-- START DATASET EXCERPTS --

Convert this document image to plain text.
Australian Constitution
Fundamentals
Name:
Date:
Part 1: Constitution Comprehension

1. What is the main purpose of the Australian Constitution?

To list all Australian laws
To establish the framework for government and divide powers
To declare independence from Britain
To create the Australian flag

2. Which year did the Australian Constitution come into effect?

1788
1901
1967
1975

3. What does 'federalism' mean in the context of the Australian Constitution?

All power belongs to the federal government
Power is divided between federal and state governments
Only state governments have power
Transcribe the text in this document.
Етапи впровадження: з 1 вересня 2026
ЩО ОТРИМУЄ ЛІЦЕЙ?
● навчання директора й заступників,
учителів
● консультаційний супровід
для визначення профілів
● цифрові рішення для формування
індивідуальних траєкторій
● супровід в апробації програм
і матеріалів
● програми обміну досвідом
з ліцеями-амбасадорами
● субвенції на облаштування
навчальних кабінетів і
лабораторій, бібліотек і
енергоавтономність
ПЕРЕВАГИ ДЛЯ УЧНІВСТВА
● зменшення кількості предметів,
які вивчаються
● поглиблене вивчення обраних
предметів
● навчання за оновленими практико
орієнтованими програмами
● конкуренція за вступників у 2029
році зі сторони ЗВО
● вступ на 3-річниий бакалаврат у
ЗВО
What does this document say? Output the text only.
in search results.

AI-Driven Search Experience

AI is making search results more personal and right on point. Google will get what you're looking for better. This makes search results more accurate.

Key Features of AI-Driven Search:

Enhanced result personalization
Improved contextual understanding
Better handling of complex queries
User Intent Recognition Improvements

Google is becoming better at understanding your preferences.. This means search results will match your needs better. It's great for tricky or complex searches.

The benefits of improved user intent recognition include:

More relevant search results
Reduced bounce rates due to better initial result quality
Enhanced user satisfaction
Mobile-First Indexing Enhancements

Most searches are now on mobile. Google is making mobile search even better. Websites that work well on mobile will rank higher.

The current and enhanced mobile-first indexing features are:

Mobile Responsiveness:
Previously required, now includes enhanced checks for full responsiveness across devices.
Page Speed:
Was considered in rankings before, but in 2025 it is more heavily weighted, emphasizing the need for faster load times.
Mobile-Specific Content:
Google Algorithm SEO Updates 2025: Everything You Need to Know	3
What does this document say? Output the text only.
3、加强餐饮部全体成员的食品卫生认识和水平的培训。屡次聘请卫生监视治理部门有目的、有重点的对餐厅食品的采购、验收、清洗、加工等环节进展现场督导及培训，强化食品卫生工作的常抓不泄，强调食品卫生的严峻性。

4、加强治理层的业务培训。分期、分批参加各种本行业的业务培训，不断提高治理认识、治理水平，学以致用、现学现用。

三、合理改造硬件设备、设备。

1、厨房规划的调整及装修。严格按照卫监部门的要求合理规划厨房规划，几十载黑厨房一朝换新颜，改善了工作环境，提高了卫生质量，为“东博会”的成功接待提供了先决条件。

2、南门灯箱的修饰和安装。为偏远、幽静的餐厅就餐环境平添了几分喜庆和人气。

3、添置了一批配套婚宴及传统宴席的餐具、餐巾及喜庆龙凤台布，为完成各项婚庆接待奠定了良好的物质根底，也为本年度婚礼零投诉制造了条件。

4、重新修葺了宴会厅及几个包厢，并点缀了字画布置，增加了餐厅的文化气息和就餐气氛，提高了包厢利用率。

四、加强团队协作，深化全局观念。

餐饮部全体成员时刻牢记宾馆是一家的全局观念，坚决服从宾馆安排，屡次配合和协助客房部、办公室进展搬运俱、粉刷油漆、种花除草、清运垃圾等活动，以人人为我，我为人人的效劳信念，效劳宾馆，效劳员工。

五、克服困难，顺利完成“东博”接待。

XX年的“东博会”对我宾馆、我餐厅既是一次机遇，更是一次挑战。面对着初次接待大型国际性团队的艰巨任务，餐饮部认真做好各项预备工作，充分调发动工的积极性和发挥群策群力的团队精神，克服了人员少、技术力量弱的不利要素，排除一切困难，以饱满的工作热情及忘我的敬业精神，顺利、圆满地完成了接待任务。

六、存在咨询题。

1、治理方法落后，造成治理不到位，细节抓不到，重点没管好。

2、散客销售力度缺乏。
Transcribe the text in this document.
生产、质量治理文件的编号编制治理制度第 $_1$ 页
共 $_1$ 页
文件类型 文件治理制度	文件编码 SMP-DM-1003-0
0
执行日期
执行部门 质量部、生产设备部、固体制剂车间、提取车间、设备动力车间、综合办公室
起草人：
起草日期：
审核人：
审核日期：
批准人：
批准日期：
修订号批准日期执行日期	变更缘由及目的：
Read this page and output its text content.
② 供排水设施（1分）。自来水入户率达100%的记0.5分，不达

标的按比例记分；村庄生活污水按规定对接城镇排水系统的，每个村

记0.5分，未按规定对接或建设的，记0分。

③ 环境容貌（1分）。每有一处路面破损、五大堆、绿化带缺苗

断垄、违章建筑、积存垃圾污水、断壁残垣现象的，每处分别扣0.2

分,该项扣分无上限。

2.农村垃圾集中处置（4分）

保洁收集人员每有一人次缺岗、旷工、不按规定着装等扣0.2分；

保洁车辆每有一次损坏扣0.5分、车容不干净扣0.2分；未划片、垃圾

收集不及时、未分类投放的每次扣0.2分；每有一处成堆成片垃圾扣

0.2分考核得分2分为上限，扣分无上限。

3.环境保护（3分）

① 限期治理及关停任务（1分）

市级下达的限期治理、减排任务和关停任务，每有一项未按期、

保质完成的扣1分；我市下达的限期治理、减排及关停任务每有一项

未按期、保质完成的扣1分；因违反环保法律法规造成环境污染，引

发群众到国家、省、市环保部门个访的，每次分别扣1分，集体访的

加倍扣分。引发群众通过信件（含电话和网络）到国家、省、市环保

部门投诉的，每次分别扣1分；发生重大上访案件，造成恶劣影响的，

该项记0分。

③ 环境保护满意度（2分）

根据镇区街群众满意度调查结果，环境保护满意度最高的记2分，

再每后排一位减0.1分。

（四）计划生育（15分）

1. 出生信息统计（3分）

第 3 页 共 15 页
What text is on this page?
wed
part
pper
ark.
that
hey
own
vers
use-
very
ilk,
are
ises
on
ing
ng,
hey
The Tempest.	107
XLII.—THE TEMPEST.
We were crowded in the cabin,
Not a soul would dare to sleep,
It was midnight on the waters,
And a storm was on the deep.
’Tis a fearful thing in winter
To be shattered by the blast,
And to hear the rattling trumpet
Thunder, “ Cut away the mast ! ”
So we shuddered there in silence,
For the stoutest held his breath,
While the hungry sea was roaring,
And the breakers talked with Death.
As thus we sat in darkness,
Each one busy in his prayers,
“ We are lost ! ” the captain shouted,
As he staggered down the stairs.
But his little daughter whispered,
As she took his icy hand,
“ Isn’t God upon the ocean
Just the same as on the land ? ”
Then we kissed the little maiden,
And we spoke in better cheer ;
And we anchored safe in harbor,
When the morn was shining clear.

-- END DATASET EXCERPTS --

From the line with "What text is on this page?" to the last line of the material, give every line again exactly, and only those lines.

ANSWER
What text is on this page?
wed
part
pper
ark.
that
hey
own
vers
use-
very
ilk,
are
ises
on
ing
ng,
hey
The Tempest.	107
XLII.—THE TEMPEST.
We were crowded in the cabin,
Not a soul would dare to sleep,
It was midnight on the waters,
And a storm was on the deep.
’Tis a fearful thing in winter
To be shattered by the blast,
And to hear the rattling trumpet
Thunder, “ Cut away the mast ! ”
So we shuddered there in silence,
For the stoutest held his breath,
While the hungry sea was roaring,
And the breakers talked with Death.
As thus we sat in darkness,
Each one busy in his prayers,
“ We are lost ! ” the captain shouted,
As he staggered down the stairs.
But his little daughter whispered,
As she took his icy hand,
“ Isn’t God upon the ocean
Just the same as on the land ? ”
Then we kissed the little maiden,
And we spoke in better cheer ;
And we anchored safe in harbor,
When the morn was shining clear.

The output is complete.